── Data for this exercise ──

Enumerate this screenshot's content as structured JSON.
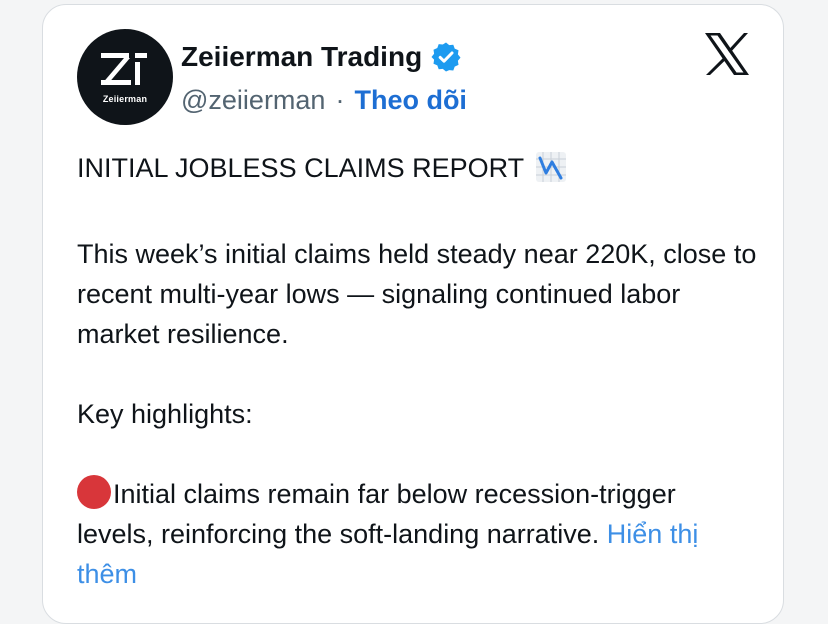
{
  "author": {
    "display_name": "Zeiierman Trading",
    "handle": "@zeiierman",
    "separator": "·",
    "follow_label": "Theo dõi",
    "avatar_text": "Zeiierman",
    "verified": true
  },
  "post": {
    "title": "INITIAL JOBLESS CLAIMS REPORT",
    "title_icon": "chart-decreasing-icon",
    "paragraph_1": "This week’s initial claims held steady near 220K, close to recent multi-year lows — signaling continued labor market resilience.",
    "paragraph_2": "Key highlights:",
    "highlight_icon": "red-circle-icon",
    "highlight_1": "Initial claims remain far below recession-trigger levels, reinforcing the soft-landing narrative.",
    "show_more_label": "Hiển thị thêm"
  },
  "colors": {
    "link": "#1d6ed3",
    "show_more": "#3d8fe6",
    "verified_badge": "#1d9bf0",
    "red_dot": "#d8363a",
    "text": "#0f1419",
    "secondary_text": "#536471"
  }
}
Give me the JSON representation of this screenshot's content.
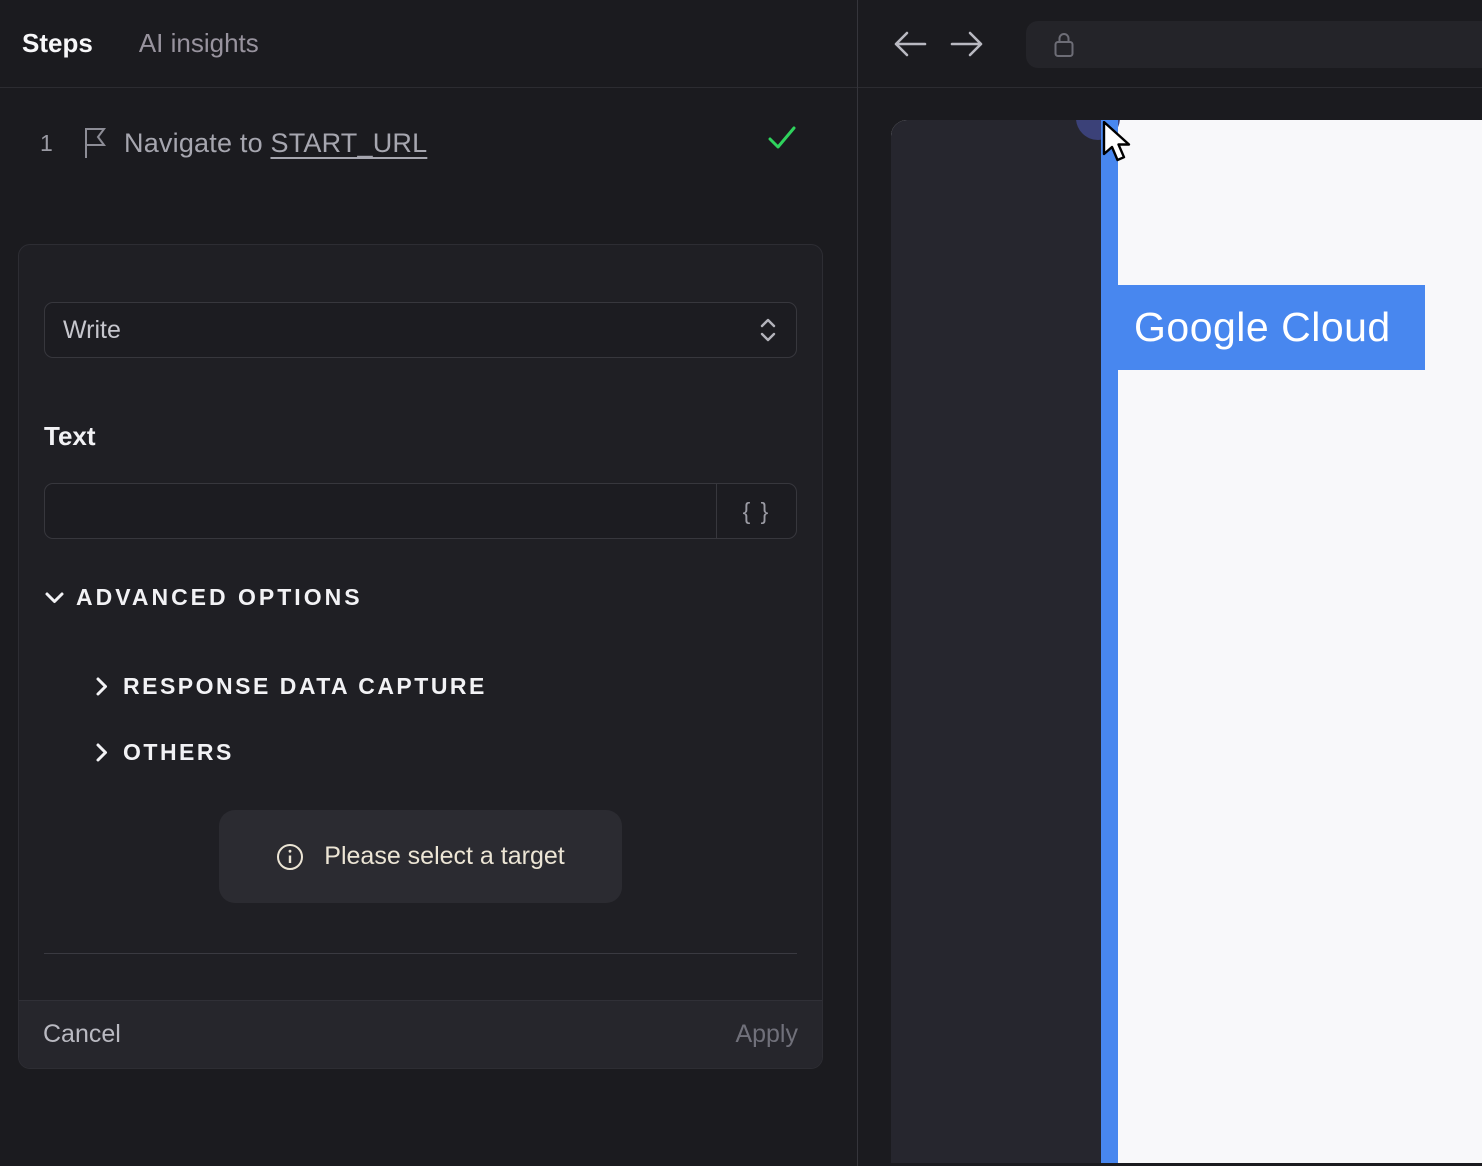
{
  "left_panel": {
    "tabs": [
      {
        "label": "Steps",
        "active": true
      },
      {
        "label": "AI insights",
        "active": false
      }
    ],
    "step": {
      "number": "1",
      "action": "Navigate to ",
      "target": "START_URL",
      "status": "success"
    },
    "form": {
      "action_select": {
        "value": "Write"
      },
      "text_field": {
        "label": "Text",
        "value": ""
      },
      "variable_button_label": "{ }",
      "advanced_options_label": "ADVANCED OPTIONS",
      "sections": [
        {
          "label": "RESPONSE DATA CAPTURE",
          "expanded": false
        },
        {
          "label": "OTHERS",
          "expanded": false
        }
      ],
      "hint": "Please select a target",
      "cancel_label": "Cancel",
      "apply_label": "Apply"
    }
  },
  "browser": {
    "address_value": "",
    "page": {
      "selection_text": "Google Cloud"
    }
  },
  "colors": {
    "accent_blue": "#4887ef",
    "success_green": "#2fd35d",
    "hint_text": "#ece5d5",
    "panel_bg": "#1b1b1f",
    "preview_sidebar": "#26262e",
    "page_bg": "#f8f8fa"
  }
}
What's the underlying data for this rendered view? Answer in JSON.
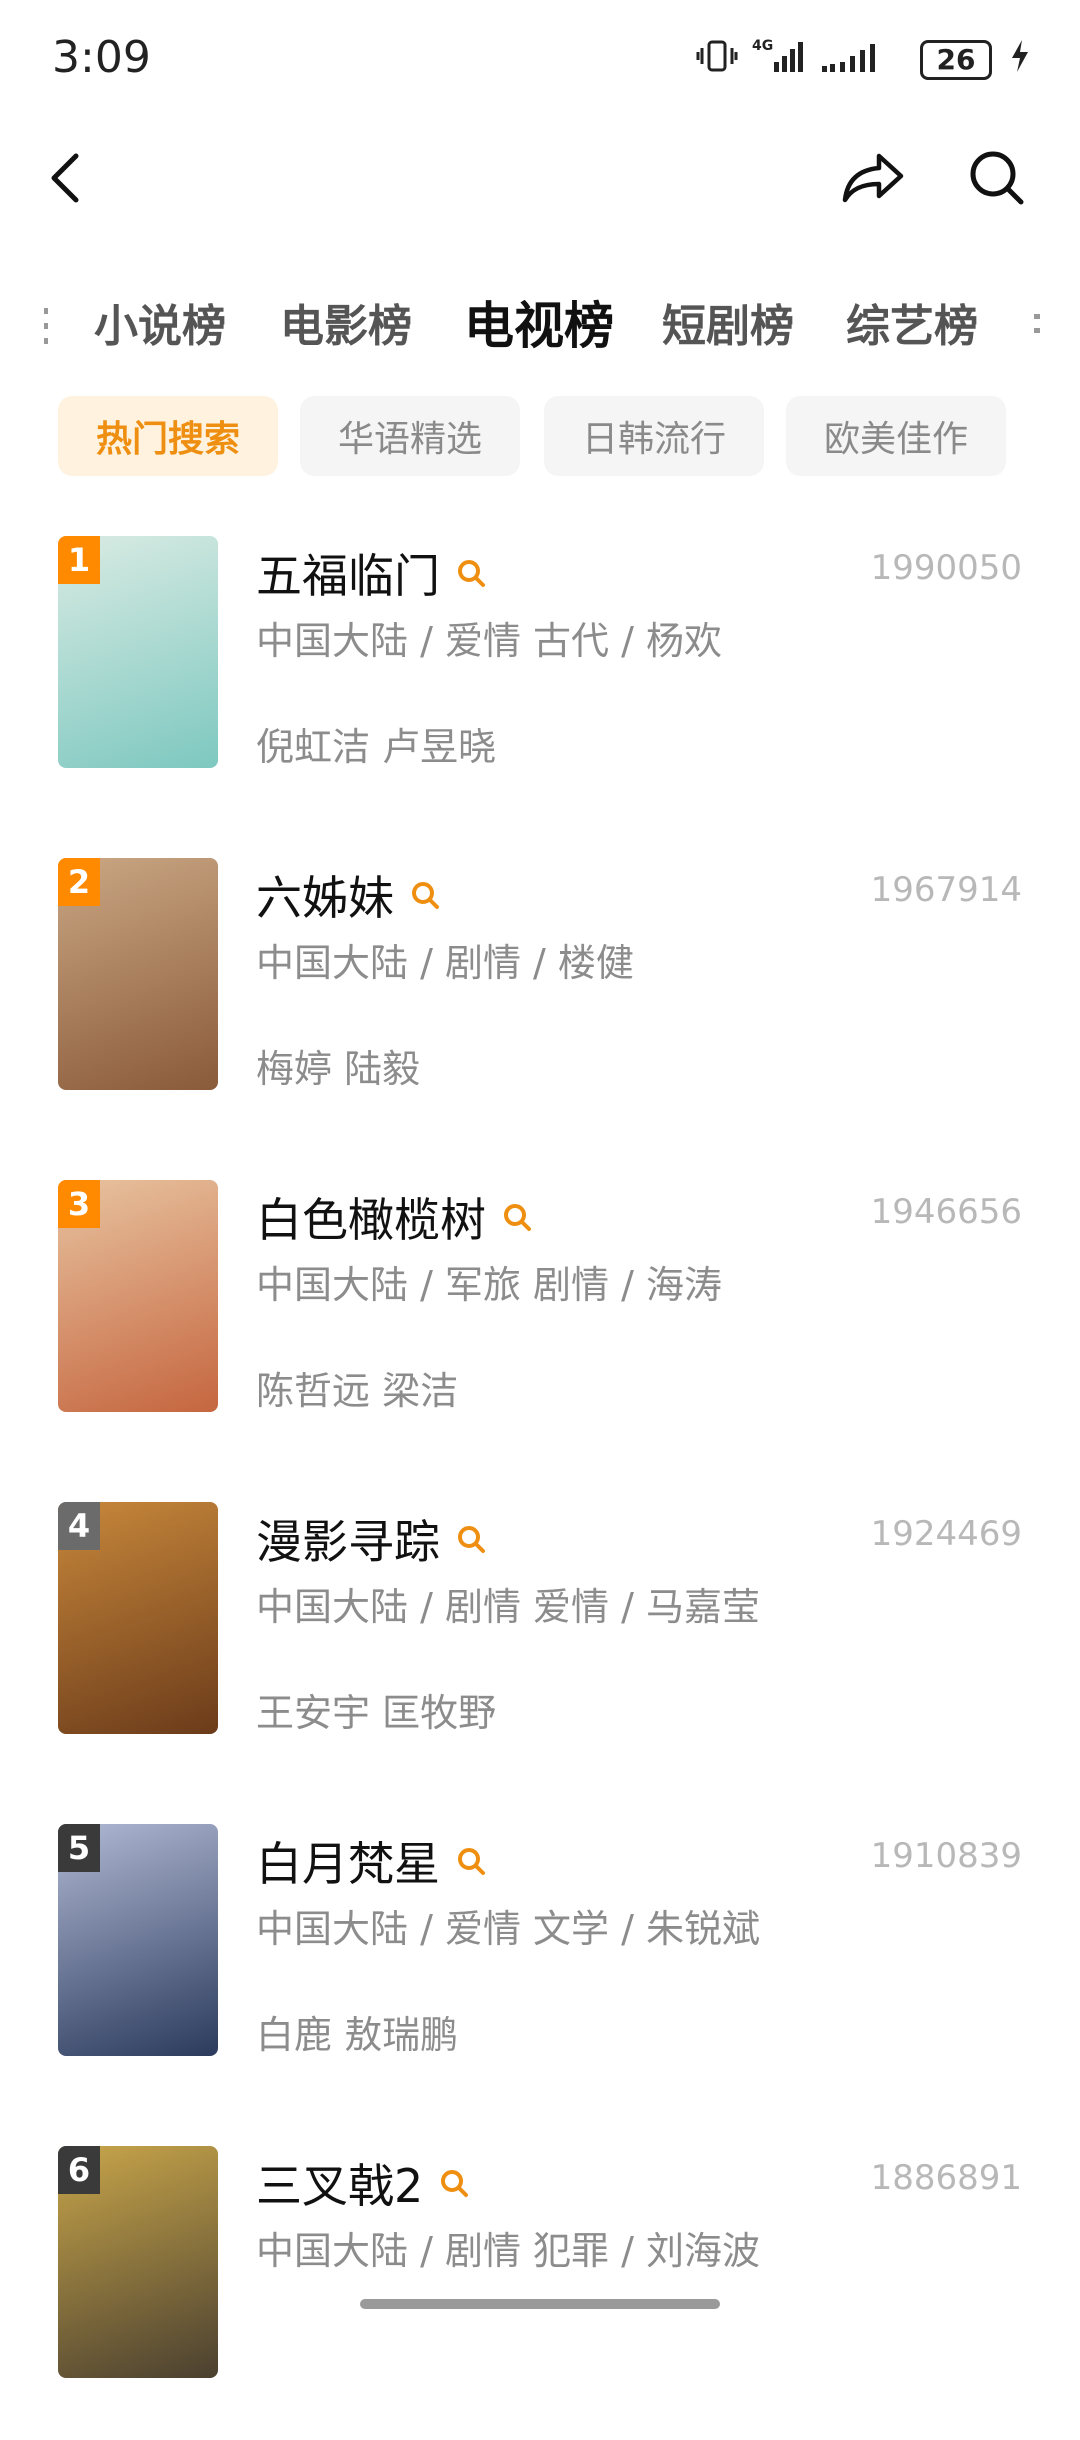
{
  "status": {
    "time": "3:09",
    "battery": "26",
    "network": "4G"
  },
  "tabs": [
    "小说榜",
    "电影榜",
    "电视榜",
    "短剧榜",
    "综艺榜"
  ],
  "active_tab": 2,
  "chips": [
    "热门搜索",
    "华语精选",
    "日韩流行",
    "欧美佳作"
  ],
  "active_chip": 0,
  "items": [
    {
      "rank": "1",
      "title": "五福临门",
      "count": "1990050",
      "meta": "中国大陆 / 爱情 古代 / 杨欢",
      "cast": "倪虹洁 卢昱晓",
      "colors": [
        "#7dc8c0",
        "#d9ebe3"
      ]
    },
    {
      "rank": "2",
      "title": "六姊妹",
      "count": "1967914",
      "meta": "中国大陆 / 剧情 / 楼健",
      "cast": "梅婷 陆毅",
      "colors": [
        "#8a5a3a",
        "#caa784"
      ]
    },
    {
      "rank": "3",
      "title": "白色橄榄树",
      "count": "1946656",
      "meta": "中国大陆 / 军旅 剧情 / 海涛",
      "cast": "陈哲远 梁洁",
      "colors": [
        "#c5663f",
        "#e8c3a0"
      ]
    },
    {
      "rank": "4",
      "title": "漫影寻踪",
      "count": "1924469",
      "meta": "中国大陆 / 剧情 爱情 / 马嘉莹",
      "cast": "王安宇 匡牧野",
      "colors": [
        "#6b3b1a",
        "#c8883b"
      ]
    },
    {
      "rank": "5",
      "title": "白月梵星",
      "count": "1910839",
      "meta": "中国大陆 / 爱情 文学 / 朱锐斌",
      "cast": "白鹿 敖瑞鹏",
      "colors": [
        "#2b3a5c",
        "#b0b9d4"
      ]
    },
    {
      "rank": "6",
      "title": "三叉戟2",
      "count": "1886891",
      "meta": "中国大陆 / 剧情 犯罪 / 刘海波",
      "cast": "",
      "colors": [
        "#4a4030",
        "#c9a64a"
      ]
    }
  ],
  "rank_colors": [
    "#ff8a00",
    "#ff8a00",
    "#ff8a00",
    "#6b6b6b",
    "#3a3a3a",
    "#3a3a3a"
  ],
  "accent_color": "#ef8f12"
}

───

Exercise details -> Extract, from the material above, each line holding the word "count".

Solved exercise ->
      "count": "1990050",
      "count": "1967914",
      "count": "1946656",
      "count": "1924469",
      "count": "1910839",
      "count": "1886891",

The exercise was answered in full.